Your task is to print all of the material verbatim.

[START OF Records to use]

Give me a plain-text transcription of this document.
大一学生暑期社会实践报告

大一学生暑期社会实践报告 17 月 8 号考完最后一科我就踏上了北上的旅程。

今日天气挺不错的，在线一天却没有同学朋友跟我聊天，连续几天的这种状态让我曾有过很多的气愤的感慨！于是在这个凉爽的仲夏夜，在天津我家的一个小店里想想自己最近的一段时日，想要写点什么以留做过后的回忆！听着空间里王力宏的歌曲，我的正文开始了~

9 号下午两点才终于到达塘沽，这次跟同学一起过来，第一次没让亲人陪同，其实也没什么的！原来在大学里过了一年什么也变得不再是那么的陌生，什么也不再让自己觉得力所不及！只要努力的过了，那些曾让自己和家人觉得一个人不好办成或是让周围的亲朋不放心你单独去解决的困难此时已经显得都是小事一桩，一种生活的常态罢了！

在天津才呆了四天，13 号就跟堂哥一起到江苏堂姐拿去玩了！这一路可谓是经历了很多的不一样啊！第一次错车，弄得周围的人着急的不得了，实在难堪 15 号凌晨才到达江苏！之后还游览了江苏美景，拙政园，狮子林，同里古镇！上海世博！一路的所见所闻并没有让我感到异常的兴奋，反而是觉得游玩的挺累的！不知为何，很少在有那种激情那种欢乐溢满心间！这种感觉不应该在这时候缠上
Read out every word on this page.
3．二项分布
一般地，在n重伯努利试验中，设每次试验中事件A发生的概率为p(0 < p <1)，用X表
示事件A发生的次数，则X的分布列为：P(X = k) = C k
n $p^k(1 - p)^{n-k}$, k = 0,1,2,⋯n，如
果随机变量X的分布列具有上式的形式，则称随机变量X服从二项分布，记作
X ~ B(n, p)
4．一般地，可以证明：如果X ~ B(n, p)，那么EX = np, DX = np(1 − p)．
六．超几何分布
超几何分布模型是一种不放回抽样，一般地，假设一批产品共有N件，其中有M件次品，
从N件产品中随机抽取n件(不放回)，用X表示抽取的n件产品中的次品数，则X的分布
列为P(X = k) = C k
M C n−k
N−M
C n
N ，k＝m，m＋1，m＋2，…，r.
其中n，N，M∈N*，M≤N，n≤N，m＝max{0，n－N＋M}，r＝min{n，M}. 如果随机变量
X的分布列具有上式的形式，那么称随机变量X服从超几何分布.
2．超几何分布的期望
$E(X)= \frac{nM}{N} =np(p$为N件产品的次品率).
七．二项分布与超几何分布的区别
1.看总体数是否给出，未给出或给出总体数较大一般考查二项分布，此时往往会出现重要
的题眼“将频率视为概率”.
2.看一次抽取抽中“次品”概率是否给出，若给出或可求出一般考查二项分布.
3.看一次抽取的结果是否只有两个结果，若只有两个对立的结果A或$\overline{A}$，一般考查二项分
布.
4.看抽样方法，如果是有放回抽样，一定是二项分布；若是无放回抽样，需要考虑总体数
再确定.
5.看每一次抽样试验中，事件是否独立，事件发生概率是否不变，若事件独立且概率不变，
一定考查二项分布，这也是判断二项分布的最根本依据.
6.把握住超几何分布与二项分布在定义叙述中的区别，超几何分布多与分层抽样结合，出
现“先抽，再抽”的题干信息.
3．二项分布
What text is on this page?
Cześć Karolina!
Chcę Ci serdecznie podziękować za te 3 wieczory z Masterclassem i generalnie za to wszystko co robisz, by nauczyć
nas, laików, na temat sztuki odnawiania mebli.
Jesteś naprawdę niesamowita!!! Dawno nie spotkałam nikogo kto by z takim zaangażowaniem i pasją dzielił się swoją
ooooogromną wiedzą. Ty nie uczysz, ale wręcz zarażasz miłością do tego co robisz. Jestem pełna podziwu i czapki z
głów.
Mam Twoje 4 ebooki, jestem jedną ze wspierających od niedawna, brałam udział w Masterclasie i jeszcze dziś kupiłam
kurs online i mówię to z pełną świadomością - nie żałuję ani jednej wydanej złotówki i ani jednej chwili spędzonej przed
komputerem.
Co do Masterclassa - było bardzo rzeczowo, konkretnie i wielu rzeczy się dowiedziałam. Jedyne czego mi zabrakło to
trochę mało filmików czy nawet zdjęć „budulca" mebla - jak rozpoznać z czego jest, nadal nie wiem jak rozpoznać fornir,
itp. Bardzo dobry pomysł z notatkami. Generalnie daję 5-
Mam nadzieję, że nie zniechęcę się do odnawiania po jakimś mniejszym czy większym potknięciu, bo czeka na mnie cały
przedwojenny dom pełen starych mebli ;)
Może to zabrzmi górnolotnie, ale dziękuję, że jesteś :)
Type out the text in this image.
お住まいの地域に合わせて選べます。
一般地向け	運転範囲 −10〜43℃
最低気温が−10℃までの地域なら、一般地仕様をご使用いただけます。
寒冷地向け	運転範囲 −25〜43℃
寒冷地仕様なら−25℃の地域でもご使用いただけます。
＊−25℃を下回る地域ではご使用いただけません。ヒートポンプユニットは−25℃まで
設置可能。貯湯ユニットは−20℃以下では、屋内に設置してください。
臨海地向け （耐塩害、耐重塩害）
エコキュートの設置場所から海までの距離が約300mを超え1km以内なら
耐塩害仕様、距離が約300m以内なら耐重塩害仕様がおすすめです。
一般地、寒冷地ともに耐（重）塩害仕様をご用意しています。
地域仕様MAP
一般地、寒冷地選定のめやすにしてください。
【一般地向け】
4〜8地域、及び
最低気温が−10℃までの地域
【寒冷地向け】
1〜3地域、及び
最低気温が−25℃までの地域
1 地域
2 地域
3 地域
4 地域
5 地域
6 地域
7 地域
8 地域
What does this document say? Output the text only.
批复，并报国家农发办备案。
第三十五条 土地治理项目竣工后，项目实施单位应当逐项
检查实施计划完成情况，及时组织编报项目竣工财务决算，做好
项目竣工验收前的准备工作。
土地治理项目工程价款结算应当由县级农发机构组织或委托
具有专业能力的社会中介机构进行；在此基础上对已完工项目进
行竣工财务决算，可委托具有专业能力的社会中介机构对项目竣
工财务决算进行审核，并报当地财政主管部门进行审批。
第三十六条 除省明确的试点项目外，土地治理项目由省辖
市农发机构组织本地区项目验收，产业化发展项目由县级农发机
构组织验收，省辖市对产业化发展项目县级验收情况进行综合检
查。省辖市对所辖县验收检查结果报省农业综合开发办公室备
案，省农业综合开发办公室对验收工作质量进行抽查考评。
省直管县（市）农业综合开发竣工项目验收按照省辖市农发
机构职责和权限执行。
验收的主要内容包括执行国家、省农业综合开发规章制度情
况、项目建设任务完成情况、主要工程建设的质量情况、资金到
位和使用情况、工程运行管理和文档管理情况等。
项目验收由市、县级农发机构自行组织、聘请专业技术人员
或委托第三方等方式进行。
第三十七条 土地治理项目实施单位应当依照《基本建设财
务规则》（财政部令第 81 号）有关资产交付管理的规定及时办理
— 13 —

[END OF Records to use]

Solution:
Give me a plain-text transcription of this document.
大一学生暑期社会实践报告

大一学生暑期社会实践报告 17 月 8 号考完最后一科我就踏上了北上的旅程。

今日天气挺不错的，在线一天却没有同学朋友跟我聊天，连续几天的这种状态让我曾有过很多的气愤的感慨！于是在这个凉爽的仲夏夜，在天津我家的一个小店里想想自己最近的一段时日，想要写点什么以留做过后的回忆！听着空间里王力宏的歌曲，我的正文开始了~

9 号下午两点才终于到达塘沽，这次跟同学一起过来，第一次没让亲人陪同，其实也没什么的！原来在大学里过了一年什么也变得不再是那么的陌生，什么也不再让自己觉得力所不及！只要努力的过了，那些曾让自己和家人觉得一个人不好办成或是让周围的亲朋不放心你单独去解决的困难此时已经显得都是小事一桩，一种生活的常态罢了！

在天津才呆了四天，13 号就跟堂哥一起到江苏堂姐拿去玩了！这一路可谓是经历了很多的不一样啊！第一次错车，弄得周围的人着急的不得了，实在难堪 15 号凌晨才到达江苏！之后还游览了江苏美景，拙政园，狮子林，同里古镇！上海世博！一路的所见所闻并没有让我感到异常的兴奋，反而是觉得游玩的挺累的！不知为何，很少在有那种激情那种欢乐溢满心间！这种感觉不应该在这时候缠上
Read out every word on this page.
3．二项分布
一般地，在n重伯努利试验中，设每次试验中事件A发生的概率为p(0 < p <1)，用X表
示事件A发生的次数，则X的分布列为：P(X = k) = C k
n $p^k(1 - p)^{n-k}$, k = 0,1,2,⋯n，如
果随机变量X的分布列具有上式的形式，则称随机变量X服从二项分布，记作
X ~ B(n, p)
4．一般地，可以证明：如果X ~ B(n, p)，那么EX = np, DX = np(1 − p)．
六．超几何分布
超几何分布模型是一种不放回抽样，一般地，假设一批产品共有N件，其中有M件次品，
从N件产品中随机抽取n件(不放回)，用X表示抽取的n件产品中的次品数，则X的分布
列为P(X = k) = C k
M C n−k
N−M
C n
N ，k＝m，m＋1，m＋2，…，r.
其中n，N，M∈N*，M≤N，n≤N，m＝max{0，n－N＋M}，r＝min{n，M}. 如果随机变量
X的分布列具有上式的形式，那么称随机变量X服从超几何分布.
2．超几何分布的期望
$E(X)= \frac{nM}{N} =np(p$为N件产品的次品率).
七．二项分布与超几何分布的区别
1.看总体数是否给出，未给出或给出总体数较大一般考查二项分布，此时往往会出现重要
的题眼“将频率视为概率”.
2.看一次抽取抽中“次品”概率是否给出，若给出或可求出一般考查二项分布.
3.看一次抽取的结果是否只有两个结果，若只有两个对立的结果A或$\overline{A}$，一般考查二项分
布.
4.看抽样方法，如果是有放回抽样，一定是二项分布；若是无放回抽样，需要考虑总体数
再确定.
5.看每一次抽样试验中，事件是否独立，事件发生概率是否不变，若事件独立且概率不变，
一定考查二项分布，这也是判断二项分布的最根本依据.
6.把握住超几何分布与二项分布在定义叙述中的区别，超几何分布多与分层抽样结合，出
现“先抽，再抽”的题干信息.
3．二项分布
What text is on this page?
Cześć Karolina!
Chcę Ci serdecznie podziękować za te 3 wieczory z Masterclassem i generalnie za to wszystko co robisz, by nauczyć
nas, laików, na temat sztuki odnawiania mebli.
Jesteś naprawdę niesamowita!!! Dawno nie spotkałam nikogo kto by z takim zaangażowaniem i pasją dzielił się swoją
ooooogromną wiedzą. Ty nie uczysz, ale wręcz zarażasz miłością do tego co robisz. Jestem pełna podziwu i czapki z
głów.
Mam Twoje 4 ebooki, jestem jedną ze wspierających od niedawna, brałam udział w Masterclasie i jeszcze dziś kupiłam
kurs online i mówię to z pełną świadomością - nie żałuję ani jednej wydanej złotówki i ani jednej chwili spędzonej przed
komputerem.
Co do Masterclassa - było bardzo rzeczowo, konkretnie i wielu rzeczy się dowiedziałam. Jedyne czego mi zabrakło to
trochę mało filmików czy nawet zdjęć „budulca" mebla - jak rozpoznać z czego jest, nadal nie wiem jak rozpoznać fornir,
itp. Bardzo dobry pomysł z notatkami. Generalnie daję 5-
Mam nadzieję, że nie zniechęcę się do odnawiania po jakimś mniejszym czy większym potknięciu, bo czeka na mnie cały
przedwojenny dom pełen starych mebli ;)
Może to zabrzmi górnolotnie, ale dziękuję, że jesteś :)
Type out the text in this image.
お住まいの地域に合わせて選べます。
一般地向け	運転範囲 −10〜43℃
最低気温が−10℃までの地域なら、一般地仕様をご使用いただけます。
寒冷地向け	運転範囲 −25〜43℃
寒冷地仕様なら−25℃の地域でもご使用いただけます。
＊−25℃を下回る地域ではご使用いただけません。ヒートポンプユニットは−25℃まで
設置可能。貯湯ユニットは−20℃以下では、屋内に設置してください。
臨海地向け （耐塩害、耐重塩害）
エコキュートの設置場所から海までの距離が約300mを超え1km以内なら
耐塩害仕様、距離が約300m以内なら耐重塩害仕様がおすすめです。
一般地、寒冷地ともに耐（重）塩害仕様をご用意しています。
地域仕様MAP
一般地、寒冷地選定のめやすにしてください。
【一般地向け】
4〜8地域、及び
最低気温が−10℃までの地域
【寒冷地向け】
1〜3地域、及び
最低気温が−25℃までの地域
1 地域
2 地域
3 地域
4 地域
5 地域
6 地域
7 地域
8 地域
What does this document say? Output the text only.
批复，并报国家农发办备案。
第三十五条 土地治理项目竣工后，项目实施单位应当逐项
检查实施计划完成情况，及时组织编报项目竣工财务决算，做好
项目竣工验收前的准备工作。
土地治理项目工程价款结算应当由县级农发机构组织或委托
具有专业能力的社会中介机构进行；在此基础上对已完工项目进
行竣工财务决算，可委托具有专业能力的社会中介机构对项目竣
工财务决算进行审核，并报当地财政主管部门进行审批。
第三十六条 除省明确的试点项目外，土地治理项目由省辖
市农发机构组织本地区项目验收，产业化发展项目由县级农发机
构组织验收，省辖市对产业化发展项目县级验收情况进行综合检
查。省辖市对所辖县验收检查结果报省农业综合开发办公室备
案，省农业综合开发办公室对验收工作质量进行抽查考评。
省直管县（市）农业综合开发竣工项目验收按照省辖市农发
机构职责和权限执行。
验收的主要内容包括执行国家、省农业综合开发规章制度情
况、项目建设任务完成情况、主要工程建设的质量情况、资金到
位和使用情况、工程运行管理和文档管理情况等。
项目验收由市、县级农发机构自行组织、聘请专业技术人员
或委托第三方等方式进行。
第三十七条 土地治理项目实施单位应当依照《基本建设财
务规则》（财政部令第 81 号）有关资产交付管理的规定及时办理
— 13 —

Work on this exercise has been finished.